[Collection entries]

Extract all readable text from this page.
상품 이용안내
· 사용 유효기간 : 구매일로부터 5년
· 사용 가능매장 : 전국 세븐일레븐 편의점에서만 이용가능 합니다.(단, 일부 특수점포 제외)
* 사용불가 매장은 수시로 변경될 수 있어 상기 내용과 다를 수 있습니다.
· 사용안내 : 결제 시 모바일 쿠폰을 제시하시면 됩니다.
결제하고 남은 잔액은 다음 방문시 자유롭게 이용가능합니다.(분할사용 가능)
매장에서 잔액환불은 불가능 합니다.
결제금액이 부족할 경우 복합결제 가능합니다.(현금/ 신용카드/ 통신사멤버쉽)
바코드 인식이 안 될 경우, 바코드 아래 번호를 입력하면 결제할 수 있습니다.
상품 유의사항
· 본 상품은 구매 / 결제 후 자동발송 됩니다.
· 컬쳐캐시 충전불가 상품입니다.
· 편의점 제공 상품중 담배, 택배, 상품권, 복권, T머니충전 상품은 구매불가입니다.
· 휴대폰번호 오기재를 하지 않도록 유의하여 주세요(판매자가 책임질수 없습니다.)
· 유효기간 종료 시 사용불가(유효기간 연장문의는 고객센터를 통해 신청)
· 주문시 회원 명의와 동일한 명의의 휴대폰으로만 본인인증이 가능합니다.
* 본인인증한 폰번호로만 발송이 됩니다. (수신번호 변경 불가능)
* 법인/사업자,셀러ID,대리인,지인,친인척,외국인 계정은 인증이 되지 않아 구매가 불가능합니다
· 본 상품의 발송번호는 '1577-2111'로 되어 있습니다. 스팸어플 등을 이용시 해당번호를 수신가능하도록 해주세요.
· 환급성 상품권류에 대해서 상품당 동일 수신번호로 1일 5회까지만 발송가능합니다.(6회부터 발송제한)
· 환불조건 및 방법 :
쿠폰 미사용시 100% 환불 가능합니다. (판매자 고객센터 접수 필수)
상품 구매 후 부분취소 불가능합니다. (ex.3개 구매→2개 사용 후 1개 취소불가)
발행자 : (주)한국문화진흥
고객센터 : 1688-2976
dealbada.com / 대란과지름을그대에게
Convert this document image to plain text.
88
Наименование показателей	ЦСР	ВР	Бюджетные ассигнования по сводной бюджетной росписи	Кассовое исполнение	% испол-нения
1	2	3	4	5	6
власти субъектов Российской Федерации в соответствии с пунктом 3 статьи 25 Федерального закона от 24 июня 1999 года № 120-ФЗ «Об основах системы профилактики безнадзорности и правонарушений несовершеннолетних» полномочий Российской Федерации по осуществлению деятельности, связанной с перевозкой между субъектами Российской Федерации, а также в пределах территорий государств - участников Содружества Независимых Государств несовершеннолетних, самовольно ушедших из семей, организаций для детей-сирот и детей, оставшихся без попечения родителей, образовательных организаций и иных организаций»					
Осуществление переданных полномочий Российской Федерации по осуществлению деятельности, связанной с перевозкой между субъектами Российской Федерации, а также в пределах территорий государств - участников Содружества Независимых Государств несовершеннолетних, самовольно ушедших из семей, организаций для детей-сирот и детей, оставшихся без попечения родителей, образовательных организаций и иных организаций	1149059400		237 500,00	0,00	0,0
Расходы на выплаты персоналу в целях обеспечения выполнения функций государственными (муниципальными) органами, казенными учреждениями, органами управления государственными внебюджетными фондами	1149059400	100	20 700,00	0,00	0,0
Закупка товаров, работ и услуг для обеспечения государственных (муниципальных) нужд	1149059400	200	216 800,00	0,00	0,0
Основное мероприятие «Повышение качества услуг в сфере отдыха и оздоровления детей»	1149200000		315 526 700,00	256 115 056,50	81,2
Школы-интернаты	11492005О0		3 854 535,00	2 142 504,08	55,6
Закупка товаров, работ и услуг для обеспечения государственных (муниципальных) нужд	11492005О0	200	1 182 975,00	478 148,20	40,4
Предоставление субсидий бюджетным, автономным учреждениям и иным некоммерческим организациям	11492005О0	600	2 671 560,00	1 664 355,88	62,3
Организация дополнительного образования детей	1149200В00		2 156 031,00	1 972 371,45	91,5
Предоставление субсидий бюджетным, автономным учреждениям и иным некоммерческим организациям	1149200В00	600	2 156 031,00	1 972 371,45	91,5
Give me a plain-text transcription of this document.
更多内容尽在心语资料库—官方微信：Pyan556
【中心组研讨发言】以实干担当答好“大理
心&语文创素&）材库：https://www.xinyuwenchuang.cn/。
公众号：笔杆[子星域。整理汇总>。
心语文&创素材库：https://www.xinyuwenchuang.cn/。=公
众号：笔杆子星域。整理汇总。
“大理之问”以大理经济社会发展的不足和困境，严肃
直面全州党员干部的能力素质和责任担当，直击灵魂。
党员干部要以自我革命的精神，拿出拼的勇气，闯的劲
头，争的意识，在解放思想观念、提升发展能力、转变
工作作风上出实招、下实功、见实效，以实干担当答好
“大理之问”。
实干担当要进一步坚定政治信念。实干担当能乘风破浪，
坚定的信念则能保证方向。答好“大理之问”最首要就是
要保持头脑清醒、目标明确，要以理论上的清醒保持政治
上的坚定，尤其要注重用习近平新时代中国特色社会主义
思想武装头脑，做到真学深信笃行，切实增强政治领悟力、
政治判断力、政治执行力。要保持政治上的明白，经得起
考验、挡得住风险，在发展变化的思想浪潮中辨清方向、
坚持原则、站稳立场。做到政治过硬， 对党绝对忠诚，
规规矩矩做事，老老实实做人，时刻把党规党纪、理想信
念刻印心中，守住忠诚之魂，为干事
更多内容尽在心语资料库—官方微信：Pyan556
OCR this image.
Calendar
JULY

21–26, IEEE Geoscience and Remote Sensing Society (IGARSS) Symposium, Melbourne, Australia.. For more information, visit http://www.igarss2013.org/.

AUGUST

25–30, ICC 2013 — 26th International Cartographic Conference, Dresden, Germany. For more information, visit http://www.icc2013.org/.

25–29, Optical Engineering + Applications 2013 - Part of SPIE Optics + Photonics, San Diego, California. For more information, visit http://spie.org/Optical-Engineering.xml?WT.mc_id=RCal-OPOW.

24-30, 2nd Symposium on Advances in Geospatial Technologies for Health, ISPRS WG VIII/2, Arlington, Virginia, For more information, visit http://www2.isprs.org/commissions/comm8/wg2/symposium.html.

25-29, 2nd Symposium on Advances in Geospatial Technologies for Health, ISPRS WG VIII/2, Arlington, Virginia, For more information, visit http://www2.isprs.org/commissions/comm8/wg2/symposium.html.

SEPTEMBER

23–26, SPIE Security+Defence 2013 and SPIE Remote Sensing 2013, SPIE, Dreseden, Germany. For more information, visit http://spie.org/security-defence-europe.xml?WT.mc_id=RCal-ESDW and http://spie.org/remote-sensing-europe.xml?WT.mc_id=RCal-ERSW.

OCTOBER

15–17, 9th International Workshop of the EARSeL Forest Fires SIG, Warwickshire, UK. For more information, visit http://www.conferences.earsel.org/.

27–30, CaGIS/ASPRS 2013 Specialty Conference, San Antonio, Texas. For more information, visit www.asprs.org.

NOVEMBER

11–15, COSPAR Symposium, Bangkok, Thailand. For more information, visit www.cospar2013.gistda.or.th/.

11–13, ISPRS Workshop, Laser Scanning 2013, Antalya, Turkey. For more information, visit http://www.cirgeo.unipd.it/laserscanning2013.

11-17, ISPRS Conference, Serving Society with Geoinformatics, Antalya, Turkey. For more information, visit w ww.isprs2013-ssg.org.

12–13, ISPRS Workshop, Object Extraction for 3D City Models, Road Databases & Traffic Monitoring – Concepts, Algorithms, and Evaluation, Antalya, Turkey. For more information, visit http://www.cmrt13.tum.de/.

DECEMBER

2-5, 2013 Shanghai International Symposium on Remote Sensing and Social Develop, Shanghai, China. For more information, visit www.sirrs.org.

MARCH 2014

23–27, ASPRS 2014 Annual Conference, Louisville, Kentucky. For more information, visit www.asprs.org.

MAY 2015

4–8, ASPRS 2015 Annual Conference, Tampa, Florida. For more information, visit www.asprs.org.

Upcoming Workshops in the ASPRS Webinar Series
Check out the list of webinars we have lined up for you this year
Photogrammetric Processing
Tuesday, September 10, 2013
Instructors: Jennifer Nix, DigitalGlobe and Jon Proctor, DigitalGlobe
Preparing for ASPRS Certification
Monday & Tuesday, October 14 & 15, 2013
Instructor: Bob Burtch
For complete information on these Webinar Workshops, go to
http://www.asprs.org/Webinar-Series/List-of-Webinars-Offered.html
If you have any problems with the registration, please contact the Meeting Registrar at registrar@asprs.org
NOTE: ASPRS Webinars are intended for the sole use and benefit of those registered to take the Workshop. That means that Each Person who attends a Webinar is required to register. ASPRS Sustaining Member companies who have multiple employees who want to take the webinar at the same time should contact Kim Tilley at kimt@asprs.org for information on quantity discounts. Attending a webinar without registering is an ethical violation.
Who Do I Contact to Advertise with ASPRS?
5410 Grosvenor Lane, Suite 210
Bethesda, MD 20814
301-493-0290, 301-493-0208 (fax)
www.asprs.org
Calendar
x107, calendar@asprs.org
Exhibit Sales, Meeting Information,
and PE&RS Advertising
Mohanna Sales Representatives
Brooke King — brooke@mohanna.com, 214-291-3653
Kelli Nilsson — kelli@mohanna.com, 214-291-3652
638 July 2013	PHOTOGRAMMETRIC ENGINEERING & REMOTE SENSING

Short problem: Copy out each line of the entries that holds "государственных".

Answer for this exercise:
Закупка товаров, работ и услуг для обеспечения государственных (муниципальных) нужд	1149059400	200	216 800,00	0,00	0,0
Закупка товаров, работ и услуг для обеспечения государственных (муниципальных) нужд	11492005О0	200	1 182 975,00	478 148,20	40,4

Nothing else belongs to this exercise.